Entries:
● ● ● ●

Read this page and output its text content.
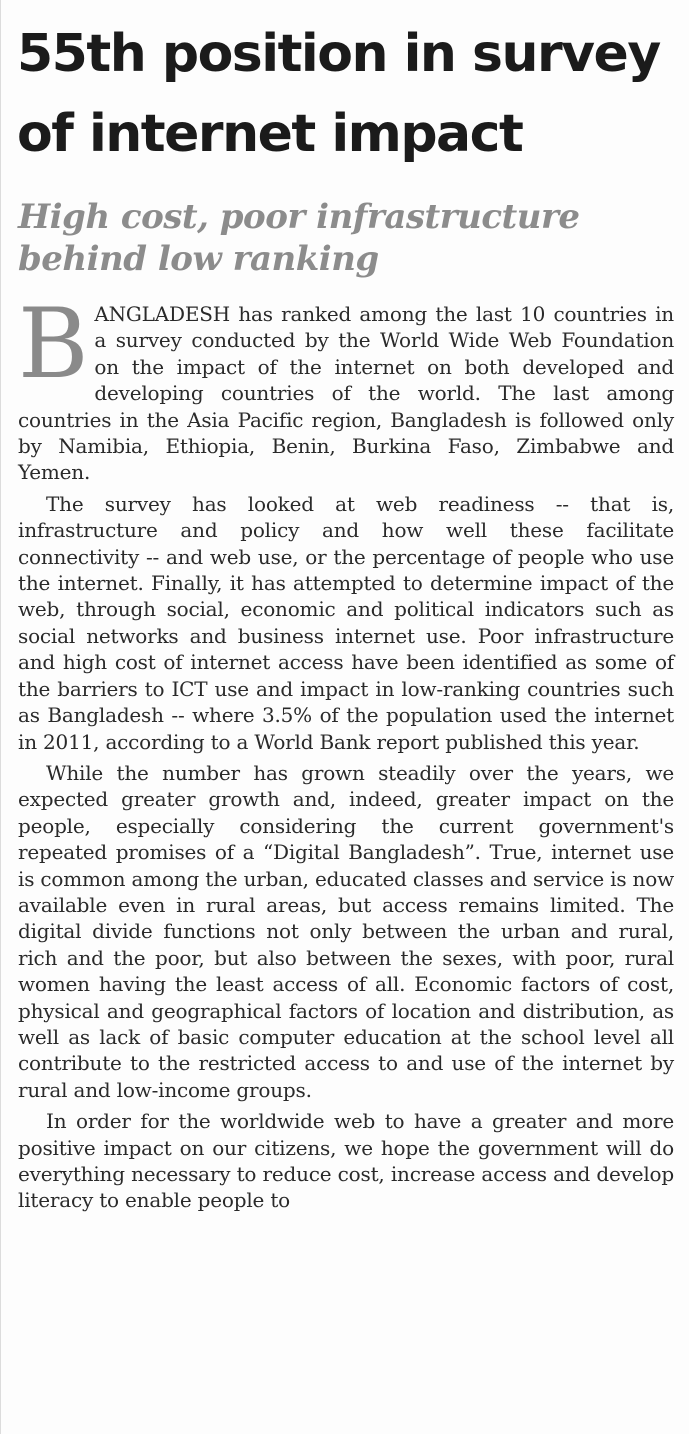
55th position in survey of internet impact
High cost, poor infrastructure behind low ranking

BANGLADESH has ranked among the last 10 countries in a survey conducted by the World Wide Web Foundation on the impact of the internet on both developed and developing countries of the world. The last among countries in the Asia Pacific region, Bangladesh is followed only by Namibia, Ethiopia, Benin, Burkina Faso, Zimbabwe and Yemen.

The survey has looked at web readiness -- that is, infrastructure and policy and how well these facilitate connectivity -- and web use, or the percentage of people who use the internet. Finally, it has attempted to determine impact of the web, through social, economic and political indicators such as social networks and business internet use. Poor infrastructure and high cost of internet access have been identified as some of the barriers to ICT use and impact in low-ranking countries such as Bangladesh -- where 3.5% of the population used the internet in 2011, according to a World Bank report published this year.

While the number has grown steadily over the years, we expected greater growth and, indeed, greater impact on the people, especially considering the current government's repeated promises of a “Digital Bangladesh”. True, internet use is common among the urban, educated classes and service is now available even in rural areas, but access remains limited. The digital divide functions not only between the urban and rural, rich and the poor, but also between the sexes, with poor, rural women having the least access of all. Economic factors of cost, physical and geographical factors of location and distribution, as well as lack of basic computer education at the school level all contribute to the restricted access to and use of the internet by rural and low-income groups.

In order for the worldwide web to have a greater and more positive impact on our citizens, we hope the government will do everything necessary to reduce cost, increase access and develop literacy to enable people to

● ● ● ●

Given exercise: Transcribe the listing in full. Omit the pictures and keep every line exact.

Response to the exercise:
Read this page and output its text content.
55th position in survey of internet impact
High cost, poor infrastructure behind low ranking

BANGLADESH has ranked among the last 10 countries in a survey conducted by the World Wide Web Foundation on the impact of the internet on both developed and developing countries of the world. The last among countries in the Asia Pacific region, Bangladesh is followed only by Namibia, Ethiopia, Benin, Burkina Faso, Zimbabwe and Yemen.

The survey has looked at web readiness -- that is, infrastructure and policy and how well these facilitate connectivity -- and web use, or the percentage of people who use the internet. Finally, it has attempted to determine impact of the web, through social, economic and political indicators such as social networks and business internet use. Poor infrastructure and high cost of internet access have been identified as some of the barriers to ICT use and impact in low-ranking countries such as Bangladesh -- where 3.5% of the population used the internet in 2011, according to a World Bank report published this year.

While the number has grown steadily over the years, we expected greater growth and, indeed, greater impact on the people, especially considering the current government's repeated promises of a “Digital Bangladesh”. True, internet use is common among the urban, educated classes and service is now available even in rural areas, but access remains limited. The digital divide functions not only between the urban and rural, rich and the poor, but also between the sexes, with poor, rural women having the least access of all. Economic factors of cost, physical and geographical factors of location and distribution, as well as lack of basic computer education at the school level all contribute to the restricted access to and use of the internet by rural and low-income groups.

In order for the worldwide web to have a greater and more positive impact on our citizens, we hope the government will do everything necessary to reduce cost, increase access and develop literacy to enable people to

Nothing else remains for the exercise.